Copy every line, leaving nothing out and adding nothing.
+++++
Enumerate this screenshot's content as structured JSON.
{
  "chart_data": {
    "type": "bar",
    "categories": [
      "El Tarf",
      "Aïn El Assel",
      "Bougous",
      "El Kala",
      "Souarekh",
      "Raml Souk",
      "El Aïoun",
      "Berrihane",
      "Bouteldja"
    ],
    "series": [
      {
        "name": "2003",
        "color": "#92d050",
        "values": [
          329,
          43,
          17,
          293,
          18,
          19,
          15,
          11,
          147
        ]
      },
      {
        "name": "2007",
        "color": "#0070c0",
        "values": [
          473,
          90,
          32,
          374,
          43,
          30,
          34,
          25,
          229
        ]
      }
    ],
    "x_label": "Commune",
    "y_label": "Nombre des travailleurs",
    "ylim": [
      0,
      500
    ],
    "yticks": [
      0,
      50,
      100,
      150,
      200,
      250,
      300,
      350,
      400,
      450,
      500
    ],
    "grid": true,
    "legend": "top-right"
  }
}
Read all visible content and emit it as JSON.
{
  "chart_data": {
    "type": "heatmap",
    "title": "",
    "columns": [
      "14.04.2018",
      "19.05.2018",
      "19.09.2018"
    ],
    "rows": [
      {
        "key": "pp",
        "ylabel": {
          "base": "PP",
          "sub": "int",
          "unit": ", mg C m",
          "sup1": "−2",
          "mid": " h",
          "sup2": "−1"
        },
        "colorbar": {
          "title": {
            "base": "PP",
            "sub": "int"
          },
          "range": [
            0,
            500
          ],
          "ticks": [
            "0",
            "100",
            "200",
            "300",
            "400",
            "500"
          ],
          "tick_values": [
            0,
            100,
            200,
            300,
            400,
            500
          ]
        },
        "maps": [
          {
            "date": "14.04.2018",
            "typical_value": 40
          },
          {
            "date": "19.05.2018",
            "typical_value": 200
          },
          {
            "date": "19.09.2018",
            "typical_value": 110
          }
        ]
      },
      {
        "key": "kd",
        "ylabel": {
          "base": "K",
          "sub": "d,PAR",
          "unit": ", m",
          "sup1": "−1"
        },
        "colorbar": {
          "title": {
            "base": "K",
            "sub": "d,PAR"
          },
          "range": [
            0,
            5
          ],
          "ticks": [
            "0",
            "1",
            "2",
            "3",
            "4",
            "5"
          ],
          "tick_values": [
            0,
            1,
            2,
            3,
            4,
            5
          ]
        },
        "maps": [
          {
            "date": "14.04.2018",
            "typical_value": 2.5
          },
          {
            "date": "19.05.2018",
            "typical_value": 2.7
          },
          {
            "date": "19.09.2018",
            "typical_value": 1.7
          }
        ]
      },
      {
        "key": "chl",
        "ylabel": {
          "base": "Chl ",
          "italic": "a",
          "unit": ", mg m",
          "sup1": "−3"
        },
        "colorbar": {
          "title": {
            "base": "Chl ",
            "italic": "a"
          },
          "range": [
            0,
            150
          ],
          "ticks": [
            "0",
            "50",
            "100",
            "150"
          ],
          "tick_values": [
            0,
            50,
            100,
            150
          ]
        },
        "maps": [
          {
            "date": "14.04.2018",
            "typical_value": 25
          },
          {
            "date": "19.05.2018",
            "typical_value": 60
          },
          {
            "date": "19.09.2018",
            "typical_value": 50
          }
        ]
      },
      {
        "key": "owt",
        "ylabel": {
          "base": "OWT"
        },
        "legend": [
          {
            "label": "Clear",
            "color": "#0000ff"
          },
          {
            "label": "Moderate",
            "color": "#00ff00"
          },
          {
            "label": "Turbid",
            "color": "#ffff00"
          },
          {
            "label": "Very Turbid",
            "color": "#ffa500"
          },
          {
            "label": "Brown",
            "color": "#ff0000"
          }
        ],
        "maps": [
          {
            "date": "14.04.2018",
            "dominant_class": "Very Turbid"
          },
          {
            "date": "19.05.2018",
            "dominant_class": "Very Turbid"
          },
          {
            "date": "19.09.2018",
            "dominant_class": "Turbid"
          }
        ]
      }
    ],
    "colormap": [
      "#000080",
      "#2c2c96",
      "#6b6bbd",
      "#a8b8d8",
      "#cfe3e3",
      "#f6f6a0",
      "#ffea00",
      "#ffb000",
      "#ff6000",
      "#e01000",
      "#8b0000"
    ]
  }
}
+++++
== Correct response ==
Enumerate this screenshot's content as structured JSON.
{
  "chart_data": {
    "type": "bar",
    "categories": [
      "El Tarf",
      "Aïn El Assel",
      "Bougous",
      "El Kala",
      "Souarekh",
      "Raml Souk",
      "El Aïoun",
      "Berrihane",
      "Bouteldja"
    ],
    "series": [
      {
        "name": "2003",
        "color": "#92d050",
        "values": [
          329,
          43,
          17,
          293,
          18,
          19,
          15,
          11,
          147
        ]
      },
      {
        "name": "2007",
        "color": "#0070c0",
        "values": [
          473,
          90,
          32,
          374,
          43,
          30,
          34,
          25,
          229
        ]
      }
    ],
    "x_label": "Commune",
    "y_label": "Nombre des travailleurs",
    "ylim": [
      0,
      500
    ],
    "yticks": [
      0,
      50,
      100,
      150,
      200,
      250,
      300,
      350,
      400,
      450,
      500
    ],
    "grid": true,
    "legend": "top-right"
  }
}
Read all visible content and emit it as JSON.
{
  "chart_data": {
    "type": "heatmap",
    "title": "",
    "columns": [
      "14.04.2018",
      "19.05.2018",
      "19.09.2018"
    ],
    "rows": [
      {
        "key": "pp",
        "ylabel": {
          "base": "PP",
          "sub": "int",
          "unit": ", mg C m",
          "sup1": "−2",
          "mid": " h",
          "sup2": "−1"
        },
        "colorbar": {
          "title": {
            "base": "PP",
            "sub": "int"
          },
          "range": [
            0,
            500
          ],
          "ticks": [
            "0",
            "100",
            "200",
            "300",
            "400",
            "500"
          ],
          "tick_values": [
            0,
            100,
            200,
            300,
            400,
            500
          ]
        },
        "maps": [
          {
            "date": "14.04.2018",
            "typical_value": 40
          },
          {
            "date": "19.05.2018",
            "typical_value": 200
          },
          {
            "date": "19.09.2018",
            "typical_value": 110
          }
        ]
      },
      {
        "key": "kd",
        "ylabel": {
          "base": "K",
          "sub": "d,PAR",
          "unit": ", m",
          "sup1": "−1"
        },
        "colorbar": {
          "title": {
            "base": "K",
            "sub": "d,PAR"
          },
          "range": [
            0,
            5
          ],
          "ticks": [
            "0",
            "1",
            "2",
            "3",
            "4",
            "5"
          ],
          "tick_values": [
            0,
            1,
            2,
            3,
            4,
            5
          ]
        },
        "maps": [
          {
            "date": "14.04.2018",
            "typical_value": 2.5
          },
          {
            "date": "19.05.2018",
            "typical_value": 2.7
          },
          {
            "date": "19.09.2018",
            "typical_value": 1.7
          }
        ]
      },
      {
        "key": "chl",
        "ylabel": {
          "base": "Chl ",
          "italic": "a",
          "unit": ", mg m",
          "sup1": "−3"
        },
        "colorbar": {
          "title": {
            "base": "Chl ",
            "italic": "a"
          },
          "range": [
            0,
            150
          ],
          "ticks": [
            "0",
            "50",
            "100",
            "150"
          ],
          "tick_values": [
            0,
            50,
            100,
            150
          ]
        },
        "maps": [
          {
            "date": "14.04.2018",
            "typical_value": 25
          },
          {
            "date": "19.05.2018",
            "typical_value": 60
          },
          {
            "date": "19.09.2018",
            "typical_value": 50
          }
        ]
      },
      {
        "key": "owt",
        "ylabel": {
          "base": "OWT"
        },
        "legend": [
          {
            "label": "Clear",
            "color": "#0000ff"
          },
          {
            "label": "Moderate",
            "color": "#00ff00"
          },
          {
            "label": "Turbid",
            "color": "#ffff00"
          },
          {
            "label": "Very Turbid",
            "color": "#ffa500"
          },
          {
            "label": "Brown",
            "color": "#ff0000"
          }
        ],
        "maps": [
          {
            "date": "14.04.2018",
            "dominant_class": "Very Turbid"
          },
          {
            "date": "19.05.2018",
            "dominant_class": "Very Turbid"
          },
          {
            "date": "19.09.2018",
            "dominant_class": "Turbid"
          }
        ]
      }
    ],
    "colormap": [
      "#000080",
      "#2c2c96",
      "#6b6bbd",
      "#a8b8d8",
      "#cfe3e3",
      "#f6f6a0",
      "#ffea00",
      "#ffb000",
      "#ff6000",
      "#e01000",
      "#8b0000"
    ]
  }
}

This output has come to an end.